(Stated exercise): Find each line with the string "dílců" and report it.

(Material shown):
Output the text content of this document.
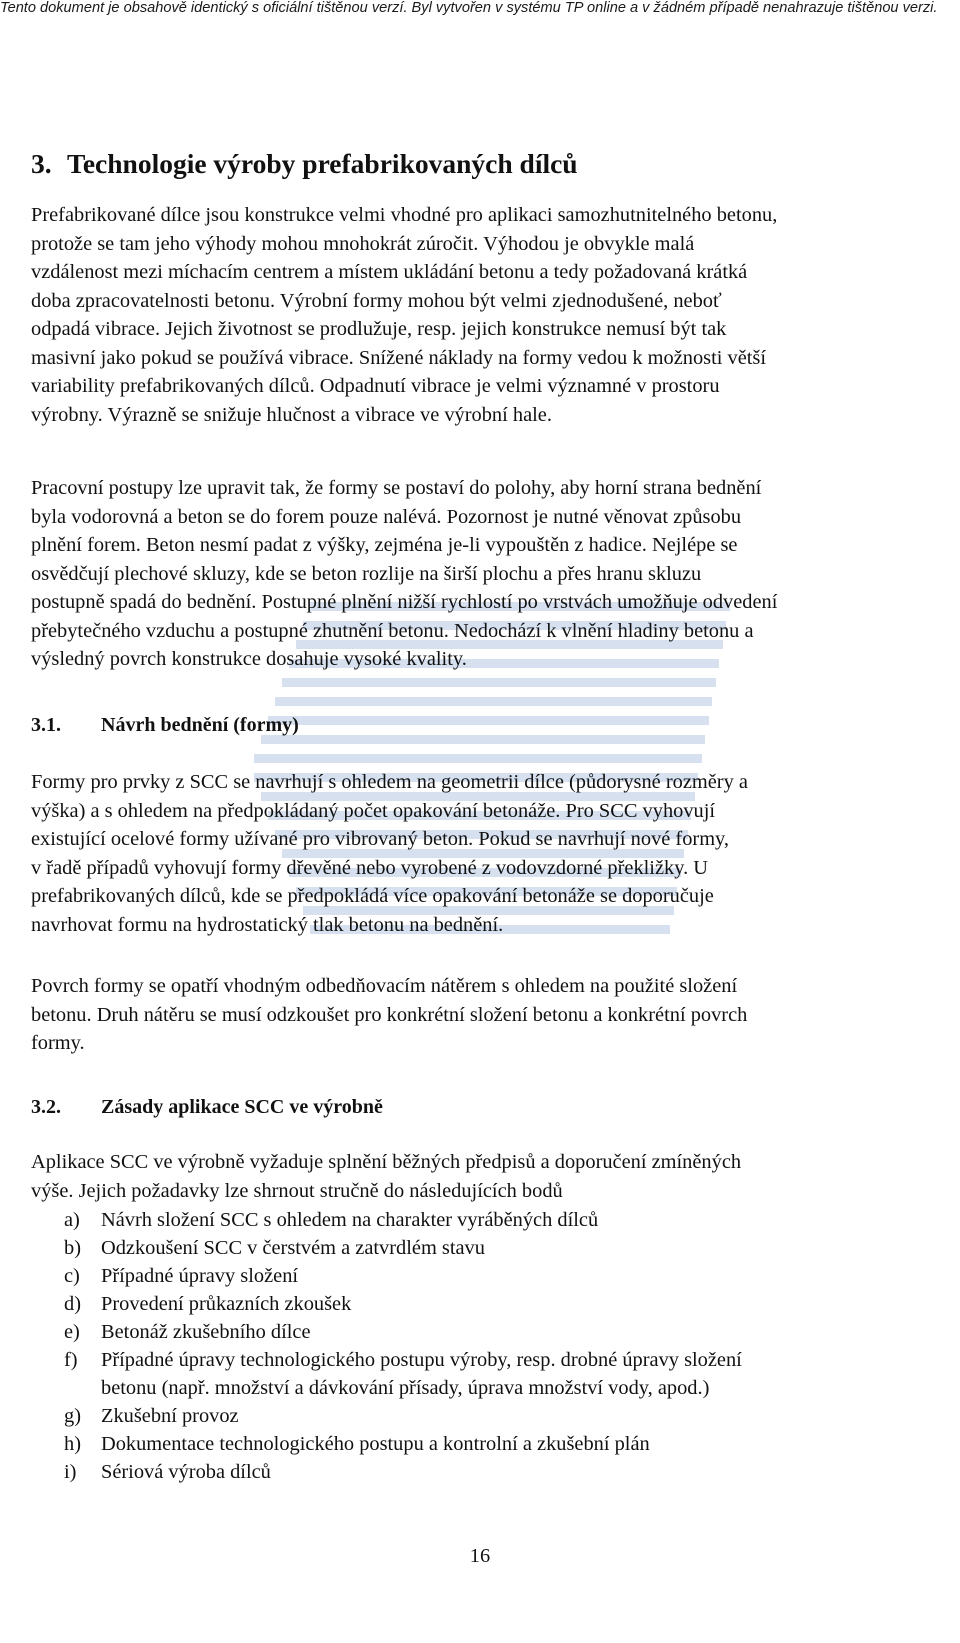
Tento dokument je obsahově identický s oficiální tištěnou verzí. Byl vytvořen v systému TP online a v žádném případě nenahrazuje tištěnou verzi.
3. Technologie výroby prefabrikovaných dílců
Prefabrikované dílce jsou konstrukce velmi vhodné pro aplikaci samozhutnitelného betonu,
protože se tam jeho výhody mohou mnohokrát zúročit. Výhodou je obvykle malá
vzdálenost mezi míchacím centrem a místem ukládání betonu a tedy požadovaná krátká
doba zpracovatelnosti betonu. Výrobní formy mohou být velmi zjednodušené, neboť
odpadá vibrace. Jejich životnost se prodlužuje, resp. jejich konstrukce nemusí být tak
masivní jako pokud se používá vibrace. Snížené náklady na formy vedou k možnosti větší
variability prefabrikovaných dílců. Odpadnutí vibrace je velmi významné v prostoru
výrobny. Výrazně se snižuje hlučnost a vibrace ve výrobní hale.
Pracovní postupy lze upravit tak, že formy se postaví do polohy, aby horní strana bednění
byla vodorovná a beton se do forem pouze nalévá. Pozornost je nutné věnovat způsobu
plnění forem. Beton nesmí padat z výšky, zejména je-li vypouštěn z hadice. Nejlépe se
osvědčují plechové skluzy, kde se beton rozlije na širší plochu a přes hranu skluzu
postupně spadá do bednění. Postupné plnění nižší rychlostí po vrstvách umožňuje odvedení
přebytečného vzduchu a postupné zhutnění betonu. Nedochází k vlnění hladiny betonu a
výsledný povrch konstrukce dosahuje vysoké kvality.
3.1. Návrh bednění (formy)
Formy pro prvky z SCC se navrhují s ohledem na geometrii dílce (půdorysné rozměry a
výška) a s ohledem na předpokládaný počet opakování betonáže. Pro SCC vyhovují
existující ocelové formy užívané pro vibrovaný beton. Pokud se navrhují nové formy,
v řadě případů vyhovují formy dřevěné nebo vyrobené z vodovzdorné překližky. U
prefabrikovaných dílců, kde se předpokládá více opakování betonáže se doporučuje
navrhovat formu na hydrostatický tlak betonu na bednění.
Povrch formy se opatří vhodným odbedňovacím nátěrem s ohledem na použité složení
betonu. Druh nátěru se musí odzkoušet pro konkrétní složení betonu a konkrétní povrch
formy.
3.2. Zásady aplikace SCC ve výrobně
Aplikace SCC ve výrobně vyžaduje splnění běžných předpisů a doporučení zmíněných
výše. Jejich požadavky lze shrnout stručně do následujících bodů
a) Návrh složení SCC s ohledem na charakter vyráběných dílců
b) Odzkoušení SCC v čerstvém a zatvrdlém stavu
c) Případné úpravy složení
d) Provedení průkazních zkoušek
e) Betonáž zkušebního dílce
f) Případné úpravy technologického postupu výroby, resp. drobné úpravy složení
betonu (např. množství a dávkování přísady, úprava množství vody, apod.)
g) Zkušební provoz
h) Dokumentace technologického postupu a kontrolní a zkušební plán
i) Sériová výroba dílců
16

(Response to this task):
3. Technologie výroby prefabrikovaných dílců
variability prefabrikovaných dílců. Odpadnutí vibrace je velmi významné v prostoru
prefabrikovaných dílců, kde se předpokládá více opakování betonáže se doporučuje
a) Návrh složení SCC s ohledem na charakter vyráběných dílců
i) Sériová výroba dílců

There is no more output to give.